● **Stated exercise**
Set down all of the data that follows word for word, without the images.

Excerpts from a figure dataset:
#####

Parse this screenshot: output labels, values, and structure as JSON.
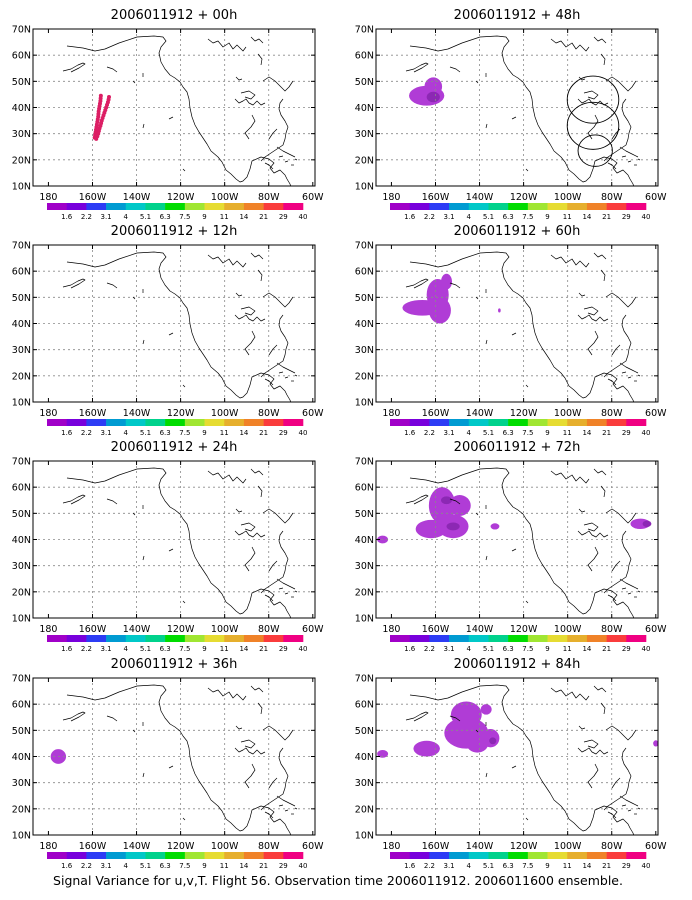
{
  "footer": "Signal Variance for u,v,T. Flight 56. Observation time 2006011912. 2006011600 ensemble.",
  "lat_labels": [
    "10N",
    "20N",
    "30N",
    "40N",
    "50N",
    "60N",
    "70N"
  ],
  "lon_labels": [
    "180",
    "160W",
    "140W",
    "120W",
    "100W",
    "80W",
    "60W"
  ],
  "colorbar": {
    "labels": [
      "1.6",
      "2.2",
      "3.1",
      "4",
      "5.1",
      "6.3",
      "7.5",
      "9",
      "11",
      "14",
      "21",
      "29",
      "40"
    ],
    "colors": [
      "#a000c8",
      "#7800dc",
      "#2d3cf5",
      "#009bd2",
      "#00c8c8",
      "#00d28c",
      "#00dc00",
      "#a0e632",
      "#e6dc32",
      "#e6af2d",
      "#f08228",
      "#fa3c3c",
      "#f00082"
    ]
  },
  "colors": {
    "blob_light": "#b03cd6",
    "blob_dark": "#8c28b4",
    "track": "#dc1e64",
    "coast": "#000000",
    "grid": "#8a8a8a"
  },
  "panels": [
    {
      "id": "p00",
      "title": "2006011912 + 00h"
    },
    {
      "id": "p48",
      "title": "2006011912 + 48h"
    },
    {
      "id": "p12",
      "title": "2006011912 + 12h"
    },
    {
      "id": "p60",
      "title": "2006011912 + 60h"
    },
    {
      "id": "p24",
      "title": "2006011912 + 24h"
    },
    {
      "id": "p72",
      "title": "2006011912 + 72h"
    },
    {
      "id": "p36",
      "title": "2006011912 + 36h"
    },
    {
      "id": "p84",
      "title": "2006011912 + 84h"
    }
  ],
  "track_points_latlon": [
    [
      44,
      -152.5
    ],
    [
      43,
      -152.7
    ],
    [
      42,
      -153
    ],
    [
      41,
      -153.4
    ],
    [
      40,
      -153.8
    ],
    [
      39,
      -154.2
    ],
    [
      38,
      -154.6
    ],
    [
      37,
      -155
    ],
    [
      36,
      -155.4
    ],
    [
      35,
      -155.8
    ],
    [
      34,
      -156.1
    ],
    [
      33,
      -156.4
    ],
    [
      32,
      -156.8
    ],
    [
      31,
      -157.1
    ],
    [
      30,
      -157.4
    ],
    [
      29,
      -157.8
    ],
    [
      28,
      -158.3
    ],
    [
      44.5,
      -156.2
    ],
    [
      43.5,
      -156.3
    ],
    [
      42.5,
      -156.4
    ],
    [
      41.5,
      -156.6
    ],
    [
      40.5,
      -156.8
    ],
    [
      39.5,
      -157
    ],
    [
      38.5,
      -157.2
    ],
    [
      37.5,
      -157.3
    ],
    [
      36.5,
      -157.4
    ],
    [
      35.5,
      -157.6
    ],
    [
      34.5,
      -157.8
    ],
    [
      33.5,
      -158
    ],
    [
      32.5,
      -158.2
    ],
    [
      31.5,
      -158.4
    ],
    [
      30.5,
      -158.6
    ],
    [
      29.5,
      -158.8
    ],
    [
      28.5,
      -159
    ]
  ],
  "range_rings_latlon": [
    {
      "lat": 43,
      "lon": -88.5,
      "r_deg": 9
    },
    {
      "lat": 33,
      "lon": -88.5,
      "r_deg": 9
    },
    {
      "lat": 23.5,
      "lon": -87.5,
      "r_deg": 6
    }
  ]
}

#####

● **Task response**
Parse this screenshot: output labels, values, and structure as JSON.
{
  "footer": "Signal Variance for u,v,T. Flight 56. Observation time 2006011912. 2006011600 ensemble.",
  "lat_labels": [
    "10N",
    "20N",
    "30N",
    "40N",
    "50N",
    "60N",
    "70N"
  ],
  "lon_labels": [
    "180",
    "160W",
    "140W",
    "120W",
    "100W",
    "80W",
    "60W"
  ],
  "colorbar": {
    "labels": [
      "1.6",
      "2.2",
      "3.1",
      "4",
      "5.1",
      "6.3",
      "7.5",
      "9",
      "11",
      "14",
      "21",
      "29",
      "40"
    ],
    "colors": [
      "#a000c8",
      "#7800dc",
      "#2d3cf5",
      "#009bd2",
      "#00c8c8",
      "#00d28c",
      "#00dc00",
      "#a0e632",
      "#e6dc32",
      "#e6af2d",
      "#f08228",
      "#fa3c3c",
      "#f00082"
    ]
  },
  "colors": {
    "blob_light": "#b03cd6",
    "blob_dark": "#8c28b4",
    "track": "#dc1e64",
    "coast": "#000000",
    "grid": "#8a8a8a"
  },
  "panels": [
    {
      "id": "p00",
      "title": "2006011912 + 00h"
    },
    {
      "id": "p48",
      "title": "2006011912 + 48h"
    },
    {
      "id": "p12",
      "title": "2006011912 + 12h"
    },
    {
      "id": "p60",
      "title": "2006011912 + 60h"
    },
    {
      "id": "p24",
      "title": "2006011912 + 24h"
    },
    {
      "id": "p72",
      "title": "2006011912 + 72h"
    },
    {
      "id": "p36",
      "title": "2006011912 + 36h"
    },
    {
      "id": "p84",
      "title": "2006011912 + 84h"
    }
  ],
  "track_points_latlon": [
    [
      44,
      -152.5
    ],
    [
      43,
      -152.7
    ],
    [
      42,
      -153
    ],
    [
      41,
      -153.4
    ],
    [
      40,
      -153.8
    ],
    [
      39,
      -154.2
    ],
    [
      38,
      -154.6
    ],
    [
      37,
      -155
    ],
    [
      36,
      -155.4
    ],
    [
      35,
      -155.8
    ],
    [
      34,
      -156.1
    ],
    [
      33,
      -156.4
    ],
    [
      32,
      -156.8
    ],
    [
      31,
      -157.1
    ],
    [
      30,
      -157.4
    ],
    [
      29,
      -157.8
    ],
    [
      28,
      -158.3
    ],
    [
      44.5,
      -156.2
    ],
    [
      43.5,
      -156.3
    ],
    [
      42.5,
      -156.4
    ],
    [
      41.5,
      -156.6
    ],
    [
      40.5,
      -156.8
    ],
    [
      39.5,
      -157
    ],
    [
      38.5,
      -157.2
    ],
    [
      37.5,
      -157.3
    ],
    [
      36.5,
      -157.4
    ],
    [
      35.5,
      -157.6
    ],
    [
      34.5,
      -157.8
    ],
    [
      33.5,
      -158
    ],
    [
      32.5,
      -158.2
    ],
    [
      31.5,
      -158.4
    ],
    [
      30.5,
      -158.6
    ],
    [
      29.5,
      -158.8
    ],
    [
      28.5,
      -159
    ]
  ],
  "range_rings_latlon": [
    {
      "lat": 43,
      "lon": -88.5,
      "r_deg": 9
    },
    {
      "lat": 33,
      "lon": -88.5,
      "r_deg": 9
    },
    {
      "lat": 23.5,
      "lon": -87.5,
      "r_deg": 6
    }
  ]
}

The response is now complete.